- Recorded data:
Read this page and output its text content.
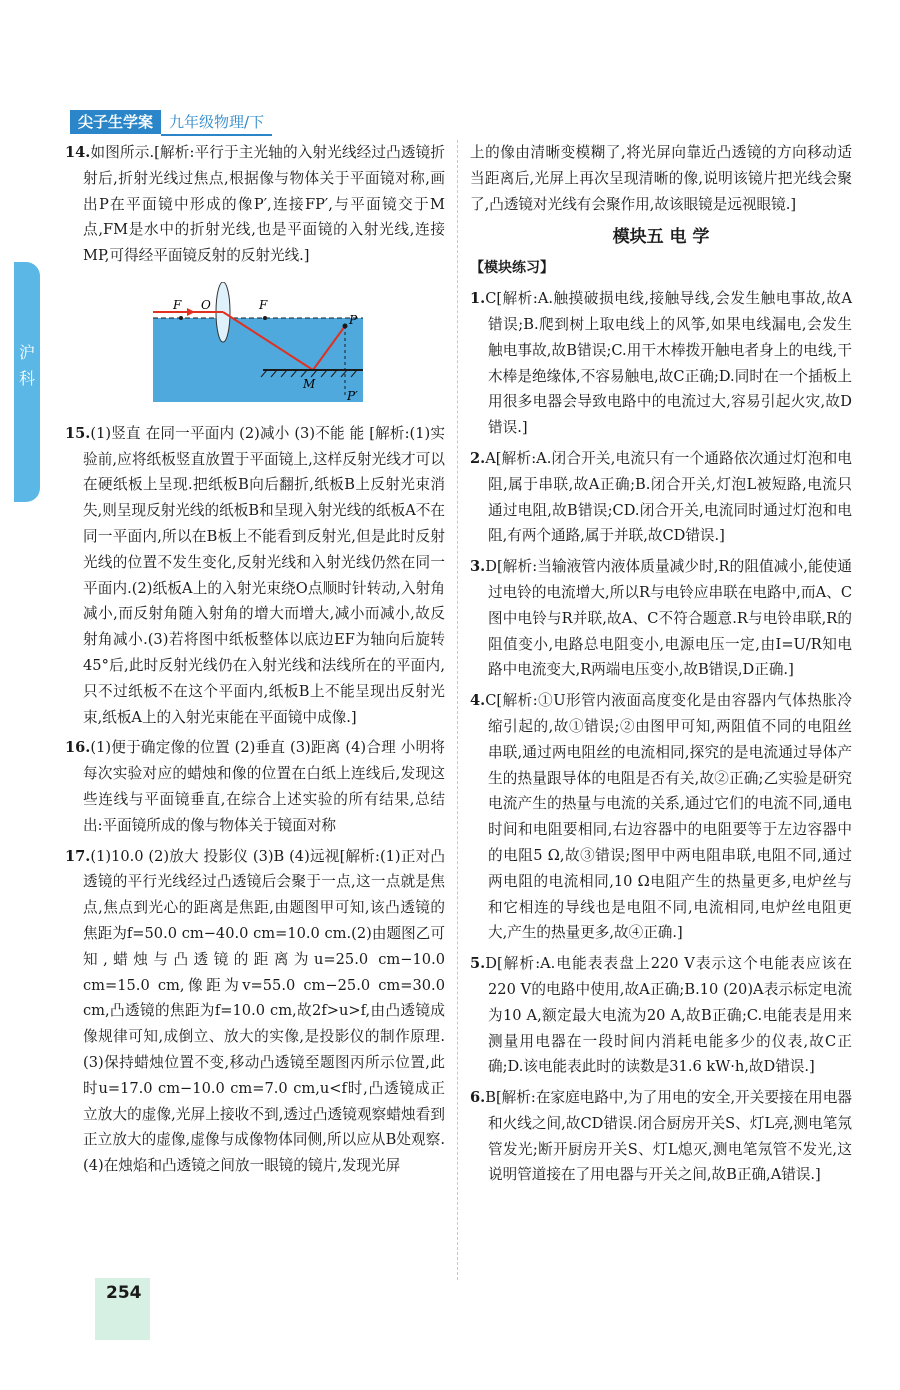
沪科
尖子生学案 九年级物理/下

14.如图所示.[解析:平行于主光轴的入射光线经过凸透镜折射后,折射光线过焦点,根据像与物体关于平面镜对称,画出P在平面镜中形成的像P′,连接FP′,与平面镜交于M点,FM是水中的折射光线,也是平面镜的入射光线,连接MP,可得经平面镜反射的反射光线.]

F O	F
P
M
P′

15.(1)竖直 在同一平面内 (2)减小 (3)不能 能 [解析:(1)实验前,应将纸板竖直放置于平面镜上,这样反射光线才可以在硬纸板上呈现.把纸板B向后翻折,纸板B上反射光束消失,则呈现反射光线的纸板B和呈现入射光线的纸板A不在同一平面内,所以在B板上不能看到反射光,但是此时反射光线的位置不发生变化,反射光线和入射光线仍然在同一平面内.(2)纸板A上的入射光束绕O点顺时针转动,入射角减小,而反射角随入射角的增大而增大,减小而减小,故反射角减小.(3)若将图中纸板整体以底边EF为轴向后旋转45°后,此时反射光线仍在入射光线和法线所在的平面内,只不过纸板不在这个平面内,纸板B上不能呈现出反射光束,纸板A上的入射光束能在平面镜中成像.]

16.(1)便于确定像的位置 (2)垂直 (3)距离 (4)合理 小明将每次实验对应的蜡烛和像的位置在白纸上连线后,发现这些连线与平面镜垂直,在综合上述实验的所有结果,总结出:平面镜所成的像与物体关于镜面对称

17.(1)10.0 (2)放大 投影仪 (3)B (4)远视[解析:(1)正对凸透镜的平行光线经过凸透镜后会聚于一点,这一点就是焦点,焦点到光心的距离是焦距,由题图甲可知,该凸透镜的焦距为f=50.0 cm−40.0 cm=10.0 cm.(2)由题图乙可知,蜡烛与凸透镜的距离为u=25.0 cm−10.0 cm=15.0 cm,像距为v=55.0 cm−25.0 cm=30.0 cm,凸透镜的焦距为f=10.0 cm,故2f>u>f,由凸透镜成像规律可知,成倒立、放大的实像,是投影仪的制作原理.(3)保持蜡烛位置不变,移动凸透镜至题图丙所示位置,此时u=17.0 cm−10.0 cm=7.0 cm,u<f时,凸透镜成正立放大的虚像,光屏上接收不到,透过凸透镜观察蜡烛看到正立放大的虚像,虚像与成像物体同侧,所以应从B处观察.(4)在烛焰和凸透镜之间放一眼镜的镜片,发现光屏

上的像由清晰变模糊了,将光屏向靠近凸透镜的方向移动适当距离后,光屏上再次呈现清晰的像,说明该镜片把光线会聚了,凸透镜对光线有会聚作用,故该眼镜是远视眼镜.]

模块五 电 学
【模块练习】

1.C[解析:A.触摸破损电线,接触导线,会发生触电事故,故A错误;B.爬到树上取电线上的风筝,如果电线漏电,会发生触电事故,故B错误;C.用干木棒拨开触电者身上的电线,干木棒是绝缘体,不容易触电,故C正确;D.同时在一个插板上用很多电器会导致电路中的电流过大,容易引起火灾,故D错误.]

2.A[解析:A.闭合开关,电流只有一个通路依次通过灯泡和电阻,属于串联,故A正确;B.闭合开关,灯泡L被短路,电流只通过电阻,故B错误;CD.闭合开关,电流同时通过灯泡和电阻,有两个通路,属于并联,故CD错误.]

3.D[解析:当输液管内液体质量减少时,R的阻值减小,能使通过电铃的电流增大,所以R与电铃应串联在电路中,而A、C图中电铃与R并联,故A、C不符合题意.R与电铃串联,R的阻值变小,电路总电阻变小,电源电压一定,由I=U/R知电路中电流变大,R两端电压变小,故B错误,D正确.]

4.C[解析:①U形管内液面高度变化是由容器内气体热胀冷缩引起的,故①错误;②由图甲可知,两阻值不同的电阻丝串联,通过两电阻丝的电流相同,探究的是电流通过导体产生的热量跟导体的电阻是否有关,故②正确;乙实验是研究电流产生的热量与电流的关系,通过它们的电流不同,通电时间和电阻要相同,右边容器中的电阻要等于左边容器中的电阻5 Ω,故③错误;图甲中两电阻串联,电阻不同,通过两电阻的电流相同,10 Ω电阻产生的热量更多,电炉丝与和它相连的导线也是电阻不同,电流相同,电炉丝电阻更大,产生的热量更多,故④正确.]

5.D[解析:A.电能表表盘上220 V表示这个电能表应该在220 V的电路中使用,故A正确;B.10 (20)A表示标定电流为10 A,额定最大电流为20 A,故B正确;C.电能表是用来测量用电器在一段时间内消耗电能多少的仪表,故C正确;D.该电能表此时的读数是31.6 kW·h,故D错误.]

6.B[解析:在家庭电路中,为了用电的安全,开关要接在用电器和火线之间,故CD错误.闭合厨房开关S、灯L亮,测电笔氖管发光;断开厨房开关S、灯L熄灭,测电笔氖管不发光,这说明管道接在了用电器与开关之间,故B正确,A错误.]

254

- The request: Reply with the number of lines in the preceding entries that contain "故A正确", and no other words.

- Solution: 2